## THE EXERCISE
Restate, word for word, every line of the data.

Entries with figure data
━━━━━━━━
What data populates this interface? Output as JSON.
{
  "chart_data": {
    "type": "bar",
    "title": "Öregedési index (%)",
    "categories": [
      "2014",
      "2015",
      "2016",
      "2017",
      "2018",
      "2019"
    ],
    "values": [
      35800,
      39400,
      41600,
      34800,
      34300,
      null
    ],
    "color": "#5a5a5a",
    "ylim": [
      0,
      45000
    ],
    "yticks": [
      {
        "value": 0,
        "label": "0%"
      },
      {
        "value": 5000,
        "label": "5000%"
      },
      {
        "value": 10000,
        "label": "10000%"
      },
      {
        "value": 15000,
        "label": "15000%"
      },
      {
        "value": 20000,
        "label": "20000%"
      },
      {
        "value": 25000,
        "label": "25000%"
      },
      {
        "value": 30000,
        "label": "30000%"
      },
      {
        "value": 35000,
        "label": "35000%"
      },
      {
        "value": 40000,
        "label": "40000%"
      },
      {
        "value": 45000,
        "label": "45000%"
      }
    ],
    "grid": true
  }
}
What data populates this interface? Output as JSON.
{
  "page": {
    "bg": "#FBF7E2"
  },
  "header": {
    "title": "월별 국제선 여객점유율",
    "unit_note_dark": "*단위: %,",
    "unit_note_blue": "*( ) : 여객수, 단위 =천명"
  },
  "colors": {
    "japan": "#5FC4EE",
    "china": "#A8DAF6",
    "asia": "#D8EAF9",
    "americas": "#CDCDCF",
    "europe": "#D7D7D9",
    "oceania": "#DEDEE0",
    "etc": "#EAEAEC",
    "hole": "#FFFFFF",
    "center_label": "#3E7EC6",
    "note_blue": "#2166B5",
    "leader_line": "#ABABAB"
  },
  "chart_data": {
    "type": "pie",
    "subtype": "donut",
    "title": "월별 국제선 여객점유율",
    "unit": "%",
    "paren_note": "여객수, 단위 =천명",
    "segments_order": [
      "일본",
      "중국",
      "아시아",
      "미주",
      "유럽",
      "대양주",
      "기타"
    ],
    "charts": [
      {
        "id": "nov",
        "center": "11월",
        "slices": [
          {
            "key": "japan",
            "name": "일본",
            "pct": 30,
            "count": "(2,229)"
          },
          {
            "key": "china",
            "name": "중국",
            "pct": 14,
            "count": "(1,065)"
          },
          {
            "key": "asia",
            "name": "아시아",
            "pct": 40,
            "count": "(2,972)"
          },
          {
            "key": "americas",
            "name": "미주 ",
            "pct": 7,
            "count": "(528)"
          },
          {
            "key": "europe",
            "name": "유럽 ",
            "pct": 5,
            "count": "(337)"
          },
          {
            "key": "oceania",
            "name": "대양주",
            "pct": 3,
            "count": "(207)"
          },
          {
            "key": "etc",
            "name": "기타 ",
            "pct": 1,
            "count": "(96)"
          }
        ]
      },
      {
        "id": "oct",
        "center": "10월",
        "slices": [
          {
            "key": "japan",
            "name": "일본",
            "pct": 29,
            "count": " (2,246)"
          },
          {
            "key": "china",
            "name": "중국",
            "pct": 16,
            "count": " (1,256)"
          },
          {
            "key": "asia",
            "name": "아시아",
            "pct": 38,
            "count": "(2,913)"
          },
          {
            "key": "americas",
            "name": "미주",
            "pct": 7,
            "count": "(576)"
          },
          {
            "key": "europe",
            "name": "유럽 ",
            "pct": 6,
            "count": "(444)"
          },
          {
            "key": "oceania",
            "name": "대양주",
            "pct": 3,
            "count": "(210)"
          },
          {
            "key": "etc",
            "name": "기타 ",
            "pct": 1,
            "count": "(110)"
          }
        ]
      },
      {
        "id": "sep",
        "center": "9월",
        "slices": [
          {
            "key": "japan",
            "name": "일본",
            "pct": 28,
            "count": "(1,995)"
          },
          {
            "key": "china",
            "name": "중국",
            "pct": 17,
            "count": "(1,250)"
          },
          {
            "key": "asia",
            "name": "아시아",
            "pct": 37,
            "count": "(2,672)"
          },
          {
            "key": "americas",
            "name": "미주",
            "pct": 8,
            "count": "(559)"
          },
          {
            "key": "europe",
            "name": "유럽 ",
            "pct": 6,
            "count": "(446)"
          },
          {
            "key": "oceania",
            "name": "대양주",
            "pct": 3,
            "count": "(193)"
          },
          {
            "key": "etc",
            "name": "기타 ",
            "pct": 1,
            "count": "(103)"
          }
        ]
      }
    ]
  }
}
━━━━━━━━
## SOLUTION BELOW
What data populates this interface? Output as JSON.
{
  "chart_data": {
    "type": "bar",
    "title": "Öregedési index (%)",
    "categories": [
      "2014",
      "2015",
      "2016",
      "2017",
      "2018",
      "2019"
    ],
    "values": [
      35800,
      39400,
      41600,
      34800,
      34300,
      null
    ],
    "color": "#5a5a5a",
    "ylim": [
      0,
      45000
    ],
    "yticks": [
      {
        "value": 0,
        "label": "0%"
      },
      {
        "value": 5000,
        "label": "5000%"
      },
      {
        "value": 10000,
        "label": "10000%"
      },
      {
        "value": 15000,
        "label": "15000%"
      },
      {
        "value": 20000,
        "label": "20000%"
      },
      {
        "value": 25000,
        "label": "25000%"
      },
      {
        "value": 30000,
        "label": "30000%"
      },
      {
        "value": 35000,
        "label": "35000%"
      },
      {
        "value": 40000,
        "label": "40000%"
      },
      {
        "value": 45000,
        "label": "45000%"
      }
    ],
    "grid": true
  }
}
What data populates this interface? Output as JSON.
{
  "page": {
    "bg": "#FBF7E2"
  },
  "header": {
    "title": "월별 국제선 여객점유율",
    "unit_note_dark": "*단위: %,",
    "unit_note_blue": "*( ) : 여객수, 단위 =천명"
  },
  "colors": {
    "japan": "#5FC4EE",
    "china": "#A8DAF6",
    "asia": "#D8EAF9",
    "americas": "#CDCDCF",
    "europe": "#D7D7D9",
    "oceania": "#DEDEE0",
    "etc": "#EAEAEC",
    "hole": "#FFFFFF",
    "center_label": "#3E7EC6",
    "note_blue": "#2166B5",
    "leader_line": "#ABABAB"
  },
  "chart_data": {
    "type": "pie",
    "subtype": "donut",
    "title": "월별 국제선 여객점유율",
    "unit": "%",
    "paren_note": "여객수, 단위 =천명",
    "segments_order": [
      "일본",
      "중국",
      "아시아",
      "미주",
      "유럽",
      "대양주",
      "기타"
    ],
    "charts": [
      {
        "id": "nov",
        "center": "11월",
        "slices": [
          {
            "key": "japan",
            "name": "일본",
            "pct": 30,
            "count": "(2,229)"
          },
          {
            "key": "china",
            "name": "중국",
            "pct": 14,
            "count": "(1,065)"
          },
          {
            "key": "asia",
            "name": "아시아",
            "pct": 40,
            "count": "(2,972)"
          },
          {
            "key": "americas",
            "name": "미주 ",
            "pct": 7,
            "count": "(528)"
          },
          {
            "key": "europe",
            "name": "유럽 ",
            "pct": 5,
            "count": "(337)"
          },
          {
            "key": "oceania",
            "name": "대양주",
            "pct": 3,
            "count": "(207)"
          },
          {
            "key": "etc",
            "name": "기타 ",
            "pct": 1,
            "count": "(96)"
          }
        ]
      },
      {
        "id": "oct",
        "center": "10월",
        "slices": [
          {
            "key": "japan",
            "name": "일본",
            "pct": 29,
            "count": " (2,246)"
          },
          {
            "key": "china",
            "name": "중국",
            "pct": 16,
            "count": " (1,256)"
          },
          {
            "key": "asia",
            "name": "아시아",
            "pct": 38,
            "count": "(2,913)"
          },
          {
            "key": "americas",
            "name": "미주",
            "pct": 7,
            "count": "(576)"
          },
          {
            "key": "europe",
            "name": "유럽 ",
            "pct": 6,
            "count": "(444)"
          },
          {
            "key": "oceania",
            "name": "대양주",
            "pct": 3,
            "count": "(210)"
          },
          {
            "key": "etc",
            "name": "기타 ",
            "pct": 1,
            "count": "(110)"
          }
        ]
      },
      {
        "id": "sep",
        "center": "9월",
        "slices": [
          {
            "key": "japan",
            "name": "일본",
            "pct": 28,
            "count": "(1,995)"
          },
          {
            "key": "china",
            "name": "중국",
            "pct": 17,
            "count": "(1,250)"
          },
          {
            "key": "asia",
            "name": "아시아",
            "pct": 37,
            "count": "(2,672)"
          },
          {
            "key": "americas",
            "name": "미주",
            "pct": 8,
            "count": "(559)"
          },
          {
            "key": "europe",
            "name": "유럽 ",
            "pct": 6,
            "count": "(446)"
          },
          {
            "key": "oceania",
            "name": "대양주",
            "pct": 3,
            "count": "(193)"
          },
          {
            "key": "etc",
            "name": "기타 ",
            "pct": 1,
            "count": "(103)"
          }
        ]
      }
    ]
  }
}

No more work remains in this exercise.